# [Information shown]
****

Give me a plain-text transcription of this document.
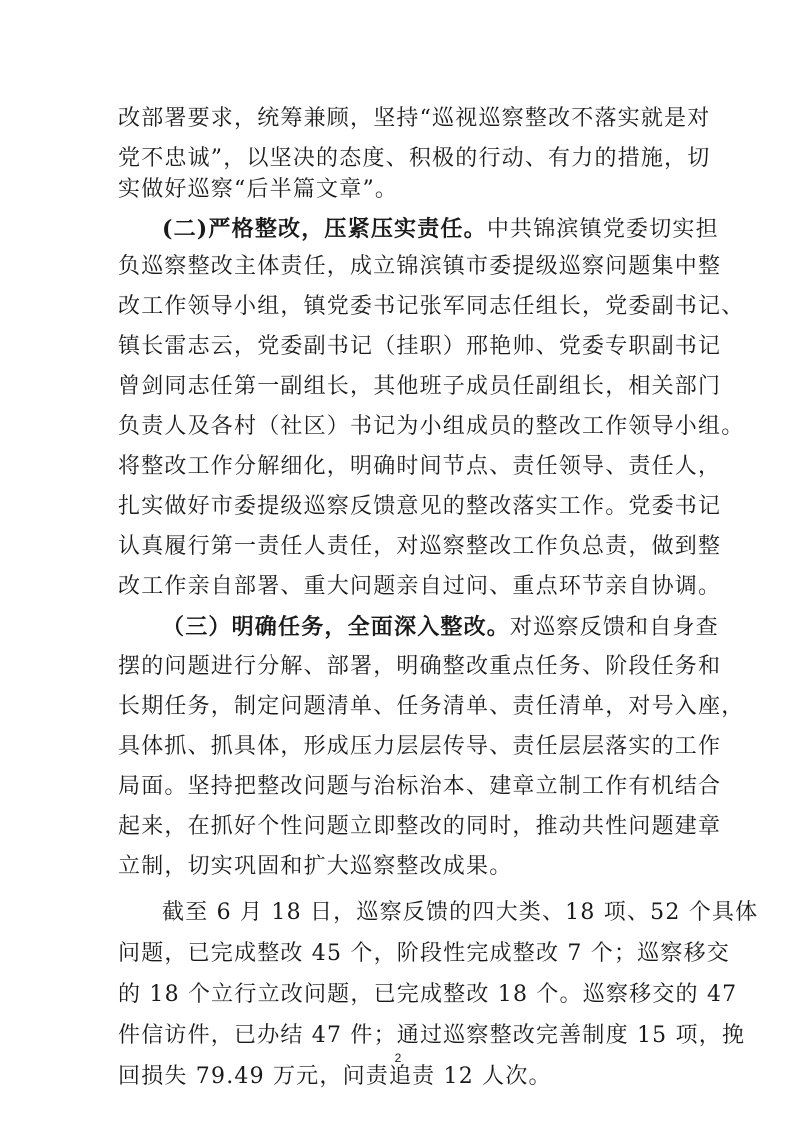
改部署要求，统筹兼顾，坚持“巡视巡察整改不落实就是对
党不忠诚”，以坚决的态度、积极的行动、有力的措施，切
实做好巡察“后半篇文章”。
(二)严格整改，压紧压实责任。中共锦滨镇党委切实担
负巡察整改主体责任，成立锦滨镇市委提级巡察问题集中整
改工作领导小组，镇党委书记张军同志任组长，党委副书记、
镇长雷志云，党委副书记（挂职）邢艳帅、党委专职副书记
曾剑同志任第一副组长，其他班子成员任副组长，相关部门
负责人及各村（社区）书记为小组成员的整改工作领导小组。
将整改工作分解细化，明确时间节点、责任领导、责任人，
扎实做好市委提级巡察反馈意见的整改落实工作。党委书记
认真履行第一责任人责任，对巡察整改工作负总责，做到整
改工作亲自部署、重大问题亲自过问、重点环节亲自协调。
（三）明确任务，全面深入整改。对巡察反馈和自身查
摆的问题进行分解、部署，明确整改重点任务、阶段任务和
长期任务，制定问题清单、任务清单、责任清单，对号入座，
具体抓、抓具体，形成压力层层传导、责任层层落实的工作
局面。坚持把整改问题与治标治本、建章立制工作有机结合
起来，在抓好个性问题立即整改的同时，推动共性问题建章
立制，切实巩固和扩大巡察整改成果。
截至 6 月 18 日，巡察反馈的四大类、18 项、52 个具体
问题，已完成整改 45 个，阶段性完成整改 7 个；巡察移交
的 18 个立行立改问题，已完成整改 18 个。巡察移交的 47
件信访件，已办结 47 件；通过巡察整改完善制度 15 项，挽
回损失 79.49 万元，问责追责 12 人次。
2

****

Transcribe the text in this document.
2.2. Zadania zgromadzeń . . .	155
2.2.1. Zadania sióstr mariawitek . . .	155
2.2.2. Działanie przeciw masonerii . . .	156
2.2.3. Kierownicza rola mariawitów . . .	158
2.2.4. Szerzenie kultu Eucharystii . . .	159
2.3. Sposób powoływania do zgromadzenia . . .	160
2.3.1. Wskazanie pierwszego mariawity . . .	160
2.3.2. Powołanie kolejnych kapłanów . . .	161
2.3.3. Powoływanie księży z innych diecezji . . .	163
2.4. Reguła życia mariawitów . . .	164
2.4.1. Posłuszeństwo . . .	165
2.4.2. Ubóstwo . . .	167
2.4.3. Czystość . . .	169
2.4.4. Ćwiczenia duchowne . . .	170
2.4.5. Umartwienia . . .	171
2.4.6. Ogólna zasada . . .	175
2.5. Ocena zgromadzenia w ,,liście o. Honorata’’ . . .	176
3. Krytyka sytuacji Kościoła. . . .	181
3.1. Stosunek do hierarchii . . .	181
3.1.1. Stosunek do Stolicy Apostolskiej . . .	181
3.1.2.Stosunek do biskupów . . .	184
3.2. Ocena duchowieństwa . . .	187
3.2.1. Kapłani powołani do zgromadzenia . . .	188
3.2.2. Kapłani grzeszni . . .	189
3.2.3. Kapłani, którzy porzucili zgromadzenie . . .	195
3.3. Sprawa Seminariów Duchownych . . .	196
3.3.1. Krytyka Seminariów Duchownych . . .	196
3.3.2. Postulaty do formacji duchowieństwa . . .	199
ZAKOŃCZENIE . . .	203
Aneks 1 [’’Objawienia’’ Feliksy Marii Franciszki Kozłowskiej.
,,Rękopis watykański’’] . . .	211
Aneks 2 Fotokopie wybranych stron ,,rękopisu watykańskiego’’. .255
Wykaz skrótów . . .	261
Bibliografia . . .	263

****

# [Task brief]
In the records above, find each line that holds the word "Aneks"; copy all such lines.

# [Answer for the task]
Aneks 1 [’’Objawienia’’ Feliksy Marii Franciszki Kozłowskiej.
Aneks 2 Fotokopie wybranych stron ,,rękopisu watykańskiego’’. .255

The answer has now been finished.